→ **EXERCISE PROMPT**
Look through the material below. Copy every line with the string "this" in it.
======== EXERCISE DATA ========
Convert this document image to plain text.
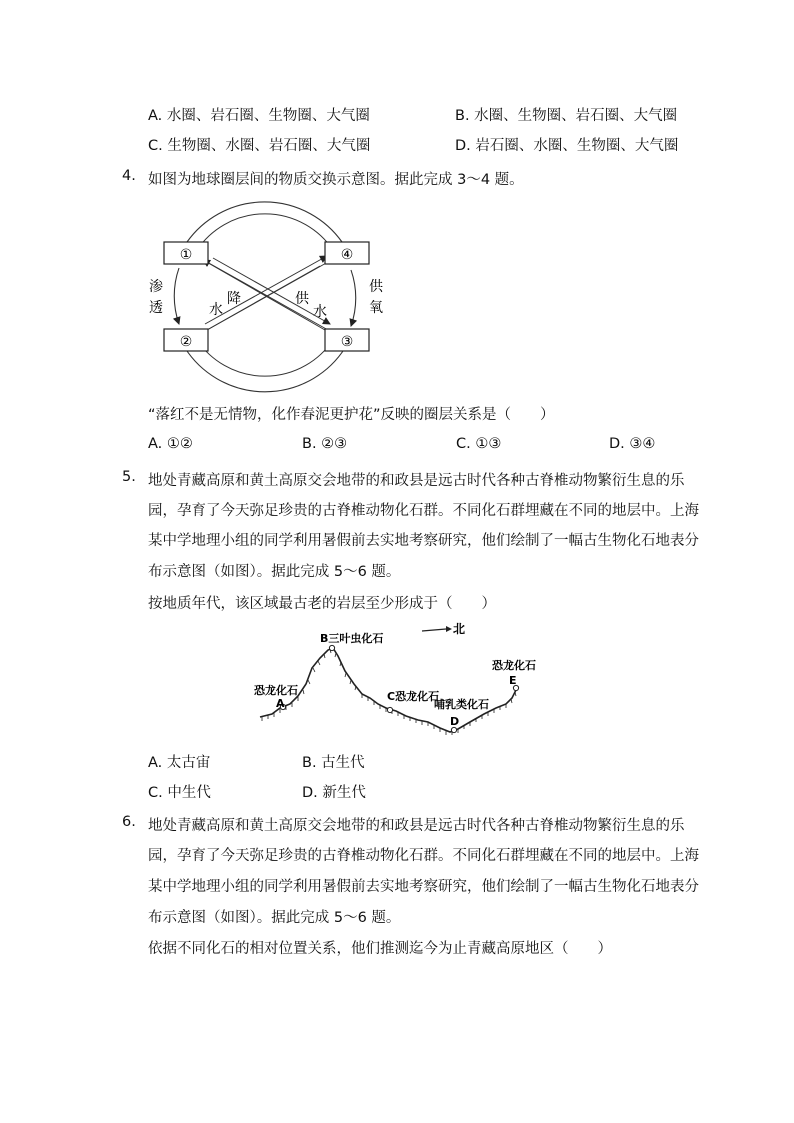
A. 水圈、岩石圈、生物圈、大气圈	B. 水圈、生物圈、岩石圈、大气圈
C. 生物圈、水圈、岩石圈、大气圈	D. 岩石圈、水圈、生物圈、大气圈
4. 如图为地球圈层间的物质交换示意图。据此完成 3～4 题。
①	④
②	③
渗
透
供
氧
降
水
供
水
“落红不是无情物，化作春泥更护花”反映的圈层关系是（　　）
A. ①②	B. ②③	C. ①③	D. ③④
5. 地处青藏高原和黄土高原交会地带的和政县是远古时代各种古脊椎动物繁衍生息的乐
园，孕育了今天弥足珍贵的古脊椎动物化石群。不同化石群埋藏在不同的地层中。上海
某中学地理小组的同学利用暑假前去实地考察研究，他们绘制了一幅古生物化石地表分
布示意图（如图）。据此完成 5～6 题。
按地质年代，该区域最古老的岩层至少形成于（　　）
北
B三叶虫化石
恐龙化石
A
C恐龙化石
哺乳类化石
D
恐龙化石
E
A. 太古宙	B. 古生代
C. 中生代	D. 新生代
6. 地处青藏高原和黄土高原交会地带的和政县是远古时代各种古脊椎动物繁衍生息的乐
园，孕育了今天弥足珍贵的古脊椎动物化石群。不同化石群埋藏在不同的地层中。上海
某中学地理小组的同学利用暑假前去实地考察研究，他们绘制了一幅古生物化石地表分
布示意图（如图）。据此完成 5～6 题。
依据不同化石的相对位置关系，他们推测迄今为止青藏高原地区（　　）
========
======== EXERCISE DATA ========
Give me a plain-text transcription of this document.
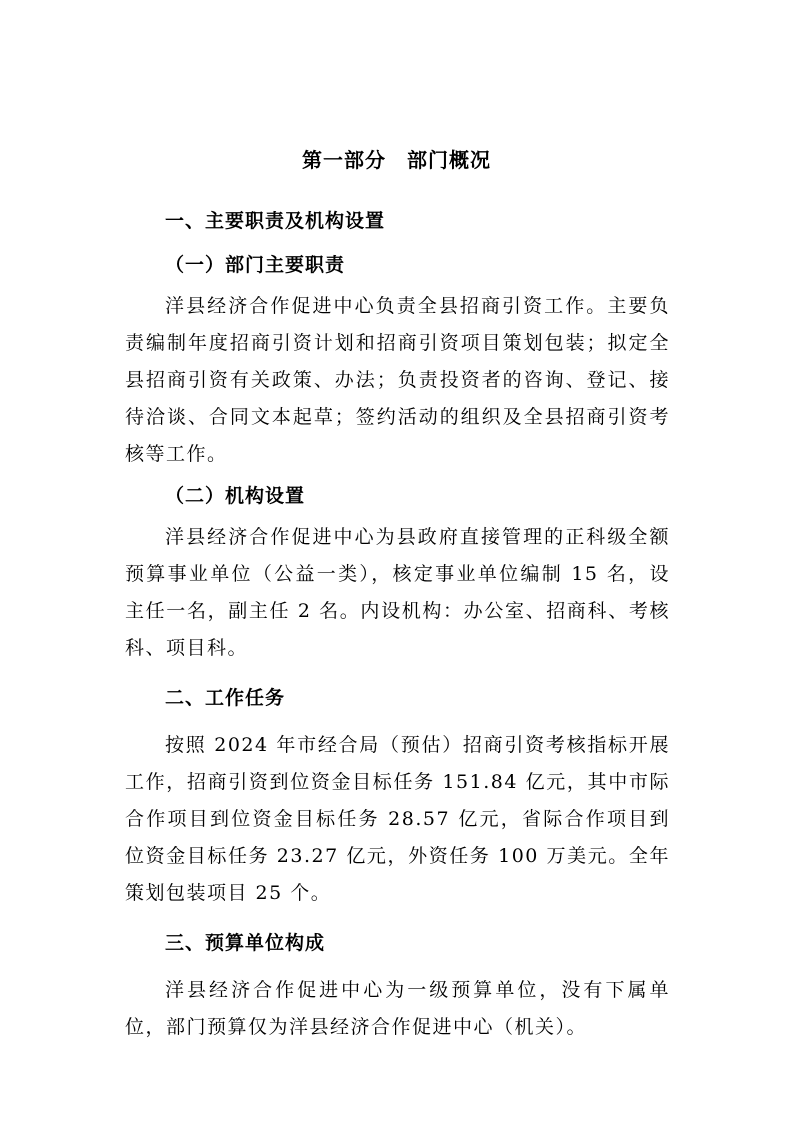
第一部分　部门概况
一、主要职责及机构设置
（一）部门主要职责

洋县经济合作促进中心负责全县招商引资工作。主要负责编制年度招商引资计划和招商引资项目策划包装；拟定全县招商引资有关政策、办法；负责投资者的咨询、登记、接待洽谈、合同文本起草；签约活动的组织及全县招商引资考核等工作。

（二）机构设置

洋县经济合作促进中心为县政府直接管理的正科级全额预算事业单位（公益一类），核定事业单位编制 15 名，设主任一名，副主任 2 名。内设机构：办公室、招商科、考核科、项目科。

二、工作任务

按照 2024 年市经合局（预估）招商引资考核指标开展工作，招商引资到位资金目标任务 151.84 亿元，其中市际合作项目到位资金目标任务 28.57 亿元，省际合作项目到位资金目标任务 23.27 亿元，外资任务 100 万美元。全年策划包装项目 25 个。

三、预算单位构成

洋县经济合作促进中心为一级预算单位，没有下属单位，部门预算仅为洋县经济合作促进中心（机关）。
========
→ **EXERCISE SOLUTION**
Convert this document image to plain text.
Give me a plain-text transcription of this document.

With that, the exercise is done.